> Tujuan 1
Salin persis bagian bacaan tentang peringatan Maulid Nabi, mulai dari "Minggu, 13 Januari" dan berakhir pada "Al-Maidah : 3)".

> Bacaan
··········

Minggu, 13 Januari 2008

HUKUM MEMPERINGATI ACARA MAULID NABI SAW

HUKUM MEMPERINGATI ACARA MAULID NABI SAW
Dari Buletin Dakwah MIMBAR ISLAM No. 002 Thn.I
Jum’at, 18 Rabi’ul Awal 1428 H/ 6 April 2007

Tidak syak lagi bahwa sesungguhnya Allah Ta’ala mengutus Nabi Muhammad SAW dengan membawa petunjuk dan agama yang benar (haq) yaitu ilmu yang memberikan manfaat dan amal shaleh dan Allah tidak akan memanggilnya keharibaanNya kecuali setelah Dia menyempurnakan nikmat-Nya, Allah Ta’ala berfirman :
اليومَ أكملتُ لكم دينَكم وأتممت عليكم نعمتى ورضيتُ لكمُ الإسلامَ ديناُ
Pada hari ini telah Aku sempurnakan untuk kamu agamamu, dan telah Aku cukupkan kepadamu nikmat-Ku dan telah Aku ridhai Islam itu menjadi agama bagimu”. (QS Al-Maidah : 3)

··········

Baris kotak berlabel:
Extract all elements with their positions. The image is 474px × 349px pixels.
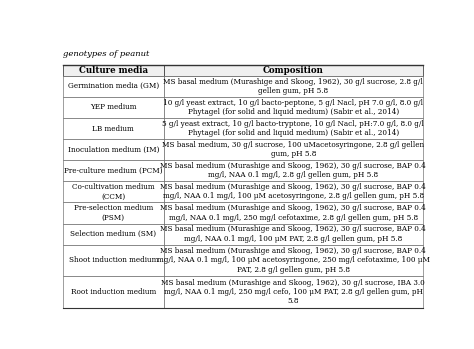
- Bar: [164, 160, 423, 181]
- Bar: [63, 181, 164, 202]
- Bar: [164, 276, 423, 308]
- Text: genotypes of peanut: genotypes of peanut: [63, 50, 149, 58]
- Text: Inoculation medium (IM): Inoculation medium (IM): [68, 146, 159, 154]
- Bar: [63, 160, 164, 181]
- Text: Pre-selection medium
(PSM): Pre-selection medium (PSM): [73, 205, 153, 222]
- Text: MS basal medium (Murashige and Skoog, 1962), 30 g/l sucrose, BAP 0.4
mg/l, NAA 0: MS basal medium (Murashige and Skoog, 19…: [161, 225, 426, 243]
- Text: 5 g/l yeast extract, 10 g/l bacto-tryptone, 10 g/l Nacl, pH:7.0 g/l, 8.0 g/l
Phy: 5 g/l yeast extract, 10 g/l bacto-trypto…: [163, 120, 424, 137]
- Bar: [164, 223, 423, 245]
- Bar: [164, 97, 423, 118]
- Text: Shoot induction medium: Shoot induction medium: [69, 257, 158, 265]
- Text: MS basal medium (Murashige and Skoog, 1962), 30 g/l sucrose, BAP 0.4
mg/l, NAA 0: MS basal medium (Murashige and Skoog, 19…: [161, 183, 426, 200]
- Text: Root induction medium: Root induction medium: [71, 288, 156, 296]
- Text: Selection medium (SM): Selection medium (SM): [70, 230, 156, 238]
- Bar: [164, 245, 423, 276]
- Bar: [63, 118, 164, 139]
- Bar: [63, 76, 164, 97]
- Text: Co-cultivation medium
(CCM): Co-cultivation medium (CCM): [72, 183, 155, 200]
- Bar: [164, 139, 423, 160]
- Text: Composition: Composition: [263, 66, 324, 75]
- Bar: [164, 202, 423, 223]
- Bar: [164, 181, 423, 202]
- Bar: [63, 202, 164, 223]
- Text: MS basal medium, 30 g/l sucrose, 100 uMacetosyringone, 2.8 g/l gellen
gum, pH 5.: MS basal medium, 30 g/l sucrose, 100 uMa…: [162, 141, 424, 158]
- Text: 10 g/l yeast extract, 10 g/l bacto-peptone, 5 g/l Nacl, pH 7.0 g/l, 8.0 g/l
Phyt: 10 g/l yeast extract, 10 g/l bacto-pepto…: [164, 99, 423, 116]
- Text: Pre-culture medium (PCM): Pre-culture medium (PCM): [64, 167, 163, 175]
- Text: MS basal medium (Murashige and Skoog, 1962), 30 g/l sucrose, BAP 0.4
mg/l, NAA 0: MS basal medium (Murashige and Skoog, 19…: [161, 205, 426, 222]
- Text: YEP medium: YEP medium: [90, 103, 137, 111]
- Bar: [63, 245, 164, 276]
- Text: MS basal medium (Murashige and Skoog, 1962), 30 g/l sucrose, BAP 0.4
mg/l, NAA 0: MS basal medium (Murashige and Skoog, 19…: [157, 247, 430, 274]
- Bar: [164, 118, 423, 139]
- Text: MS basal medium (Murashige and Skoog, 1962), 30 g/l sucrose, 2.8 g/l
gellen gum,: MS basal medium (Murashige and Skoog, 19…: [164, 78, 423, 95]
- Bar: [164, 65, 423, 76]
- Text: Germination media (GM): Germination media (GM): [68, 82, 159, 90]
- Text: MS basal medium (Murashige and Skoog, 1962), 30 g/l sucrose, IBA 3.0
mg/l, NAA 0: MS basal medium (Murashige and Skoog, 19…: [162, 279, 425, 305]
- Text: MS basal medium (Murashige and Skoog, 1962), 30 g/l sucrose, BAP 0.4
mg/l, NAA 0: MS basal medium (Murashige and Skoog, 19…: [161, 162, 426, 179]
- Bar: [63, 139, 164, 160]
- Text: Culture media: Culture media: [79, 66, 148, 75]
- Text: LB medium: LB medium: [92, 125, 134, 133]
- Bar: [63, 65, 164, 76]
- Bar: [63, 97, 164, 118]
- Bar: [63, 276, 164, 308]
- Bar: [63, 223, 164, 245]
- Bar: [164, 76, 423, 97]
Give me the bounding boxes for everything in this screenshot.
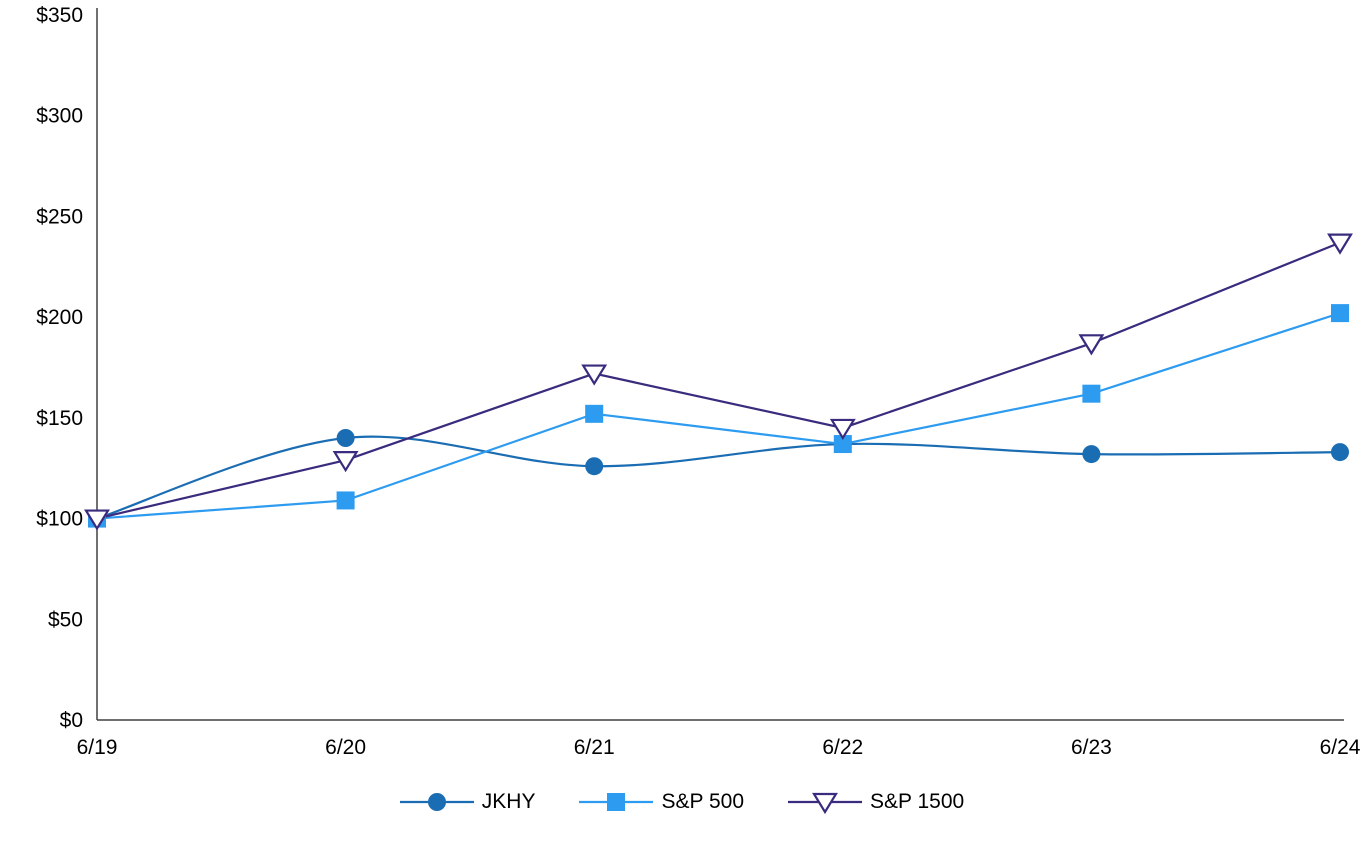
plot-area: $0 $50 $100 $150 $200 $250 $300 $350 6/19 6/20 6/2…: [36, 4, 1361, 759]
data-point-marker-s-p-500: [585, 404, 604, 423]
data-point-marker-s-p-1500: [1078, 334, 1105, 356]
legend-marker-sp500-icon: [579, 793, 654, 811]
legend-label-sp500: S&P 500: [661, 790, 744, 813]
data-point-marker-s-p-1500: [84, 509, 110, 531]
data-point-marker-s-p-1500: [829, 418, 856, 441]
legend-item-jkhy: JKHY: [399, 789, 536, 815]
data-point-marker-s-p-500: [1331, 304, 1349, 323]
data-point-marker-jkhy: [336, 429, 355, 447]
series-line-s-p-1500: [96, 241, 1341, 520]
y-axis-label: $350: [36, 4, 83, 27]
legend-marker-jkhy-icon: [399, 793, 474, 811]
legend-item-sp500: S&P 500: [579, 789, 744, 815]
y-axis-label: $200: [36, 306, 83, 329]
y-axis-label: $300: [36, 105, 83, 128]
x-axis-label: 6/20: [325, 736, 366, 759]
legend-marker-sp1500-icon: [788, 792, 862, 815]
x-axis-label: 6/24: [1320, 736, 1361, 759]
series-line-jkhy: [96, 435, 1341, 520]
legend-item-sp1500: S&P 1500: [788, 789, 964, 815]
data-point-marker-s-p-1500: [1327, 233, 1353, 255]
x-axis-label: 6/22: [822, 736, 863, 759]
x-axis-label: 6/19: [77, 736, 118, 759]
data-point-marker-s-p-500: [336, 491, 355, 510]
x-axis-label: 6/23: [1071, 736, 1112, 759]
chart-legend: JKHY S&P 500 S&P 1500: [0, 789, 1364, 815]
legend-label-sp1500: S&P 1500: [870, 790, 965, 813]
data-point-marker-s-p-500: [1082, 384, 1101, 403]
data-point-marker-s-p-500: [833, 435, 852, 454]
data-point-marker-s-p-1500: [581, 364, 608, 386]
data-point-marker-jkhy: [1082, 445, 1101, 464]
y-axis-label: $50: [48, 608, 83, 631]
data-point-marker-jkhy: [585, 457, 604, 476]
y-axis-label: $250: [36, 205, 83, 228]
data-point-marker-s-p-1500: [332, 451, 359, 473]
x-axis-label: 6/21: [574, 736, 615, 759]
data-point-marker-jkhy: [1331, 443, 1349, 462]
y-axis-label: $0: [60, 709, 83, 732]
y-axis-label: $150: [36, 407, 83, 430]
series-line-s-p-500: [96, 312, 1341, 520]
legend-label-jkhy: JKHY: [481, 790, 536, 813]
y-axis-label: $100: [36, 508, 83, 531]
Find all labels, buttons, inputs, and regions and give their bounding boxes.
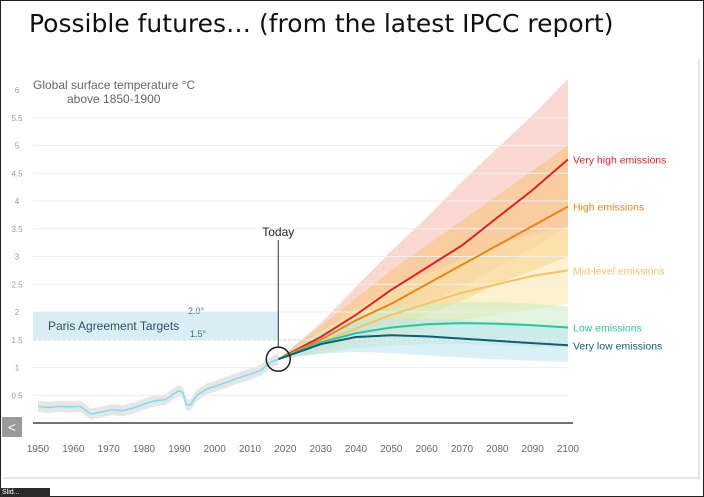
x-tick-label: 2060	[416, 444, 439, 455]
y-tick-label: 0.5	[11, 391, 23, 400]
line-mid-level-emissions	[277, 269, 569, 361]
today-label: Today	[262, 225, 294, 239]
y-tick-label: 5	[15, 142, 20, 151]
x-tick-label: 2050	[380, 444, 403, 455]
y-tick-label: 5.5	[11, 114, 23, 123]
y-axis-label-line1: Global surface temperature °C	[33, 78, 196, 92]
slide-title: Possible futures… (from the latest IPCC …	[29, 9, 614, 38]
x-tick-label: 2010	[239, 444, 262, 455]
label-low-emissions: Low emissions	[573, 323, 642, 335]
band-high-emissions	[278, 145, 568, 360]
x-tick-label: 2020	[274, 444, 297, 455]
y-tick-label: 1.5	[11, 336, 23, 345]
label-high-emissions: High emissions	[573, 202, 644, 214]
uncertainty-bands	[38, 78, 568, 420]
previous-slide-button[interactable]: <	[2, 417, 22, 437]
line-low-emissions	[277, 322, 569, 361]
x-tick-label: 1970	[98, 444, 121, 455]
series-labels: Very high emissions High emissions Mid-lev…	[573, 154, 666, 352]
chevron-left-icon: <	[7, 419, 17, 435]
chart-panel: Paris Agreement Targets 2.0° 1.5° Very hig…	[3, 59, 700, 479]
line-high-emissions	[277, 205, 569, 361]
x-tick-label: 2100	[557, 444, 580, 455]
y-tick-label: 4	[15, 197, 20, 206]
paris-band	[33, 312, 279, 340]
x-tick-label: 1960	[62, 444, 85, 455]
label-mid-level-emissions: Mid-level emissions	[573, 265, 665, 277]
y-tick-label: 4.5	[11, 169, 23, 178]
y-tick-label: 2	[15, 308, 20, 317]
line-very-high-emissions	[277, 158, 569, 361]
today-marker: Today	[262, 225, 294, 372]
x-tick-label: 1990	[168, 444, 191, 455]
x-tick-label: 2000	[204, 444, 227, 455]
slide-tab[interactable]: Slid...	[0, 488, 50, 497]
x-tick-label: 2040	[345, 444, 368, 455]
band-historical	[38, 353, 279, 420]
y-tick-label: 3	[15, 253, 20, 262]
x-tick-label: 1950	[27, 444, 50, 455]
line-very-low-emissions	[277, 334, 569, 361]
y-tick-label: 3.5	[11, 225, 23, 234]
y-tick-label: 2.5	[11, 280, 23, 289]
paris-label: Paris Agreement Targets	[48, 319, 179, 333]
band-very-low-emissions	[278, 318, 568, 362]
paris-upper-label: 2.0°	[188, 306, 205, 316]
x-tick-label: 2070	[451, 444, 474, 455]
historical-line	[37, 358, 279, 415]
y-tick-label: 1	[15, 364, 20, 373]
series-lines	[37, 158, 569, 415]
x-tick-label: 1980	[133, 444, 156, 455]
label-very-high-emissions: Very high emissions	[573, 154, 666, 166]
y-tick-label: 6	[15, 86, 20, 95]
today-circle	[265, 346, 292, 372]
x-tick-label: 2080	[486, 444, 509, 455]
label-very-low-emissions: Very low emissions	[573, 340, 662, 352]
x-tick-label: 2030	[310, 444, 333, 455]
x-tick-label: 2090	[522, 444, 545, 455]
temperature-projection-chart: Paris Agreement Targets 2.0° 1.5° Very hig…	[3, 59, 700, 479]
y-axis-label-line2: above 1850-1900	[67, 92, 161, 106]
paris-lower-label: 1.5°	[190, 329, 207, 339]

··········

> Tujuan 2
Pada baris data, tulis ulang bagian yang mulai dari baris yang memuat "- Bar: [164, 160, 423, 181]" dan berakhir pada baris yang memuat "- Bar: [63, 76, 164, 97]", dengan mengganti "Bar" menjadi "Batang" tanpa mengubah apa pun selain itu. Tulis hanya bagian tersebut.

> Jawaban Lengkap 1
Minggu, 13 Januari 2008

HUKUM MEMPERINGATI ACARA MAULID NABI SAW

HUKUM MEMPERINGATI ACARA MAULID NABI SAW
Dari Buletin Dakwah MIMBAR ISLAM No. 002 Thn.I
Jum’at, 18 Rabi’ul Awal 1428 H/ 6 April 2007

Tidak syak lagi bahwa sesungguhnya Allah Ta’ala mengutus Nabi Muhammad SAW dengan membawa petunjuk dan agama yang benar (haq) yaitu ilmu yang memberikan manfaat dan amal shaleh dan Allah tidak akan memanggilnya keharibaanNya kecuali setelah Dia menyempurnakan nikmat-Nya, Allah Ta’ala berfirman :
اليومَ أكملتُ لكم دينَكم وأتممت عليكم نعمتى ورضيتُ لكمُ الإسلامَ ديناُ
Pada hari ini telah Aku sempurnakan untuk kamu agamamu, dan telah Aku cukupkan kepadamu nikmat-Ku dan telah Aku ridhai Islam itu menjadi agama bagimu”. (QS Al-Maidah : 3)

> Jawaban Lengkap 2
- Batang: [164, 160, 423, 181]
- Batang: [63, 181, 164, 202]
- Batang: [164, 276, 423, 308]
- Text: genotypes of peanut: genotypes of peanut: [63, 50, 149, 58]
- Text: Inoculation medium (IM): Inoculation medium (IM): [68, 146, 159, 154]
- Batang: [63, 160, 164, 181]
- Text: Pre-selection medium
(PSM): Pre-selection medium (PSM): [73, 205, 153, 222]
- Text: MS basal medium (Murashige and Skoog, 1962), 30 g/l sucrose, BAP 0.4
mg/l, NAA 0: MS basal medium (Murashige and Skoog, 19…: [161, 225, 426, 243]
- Text: 5 g/l yeast extract, 10 g/l bacto-tryptone, 10 g/l Nacl, pH:7.0 g/l, 8.0 g/l
Phy: 5 g/l yeast extract, 10 g/l bacto-trypto…: [163, 120, 424, 137]
- Batang: [164, 223, 423, 245]
- Batang: [164, 97, 423, 118]
- Text: Shoot induction medium: Shoot induction medium: [69, 257, 158, 265]
- Text: MS basal medium (Murashige and Skoog, 1962), 30 g/l sucrose, BAP 0.4
mg/l, NAA 0: MS basal medium (Murashige and Skoog, 19…: [161, 183, 426, 200]
- Text: Root induction medium: Root induction medium: [71, 288, 156, 296]
- Text: Selection medium (SM): Selection medium (SM): [70, 230, 156, 238]
- Batang: [164, 245, 423, 276]
- Batang: [63, 118, 164, 139]
- Batang: [63, 76, 164, 97]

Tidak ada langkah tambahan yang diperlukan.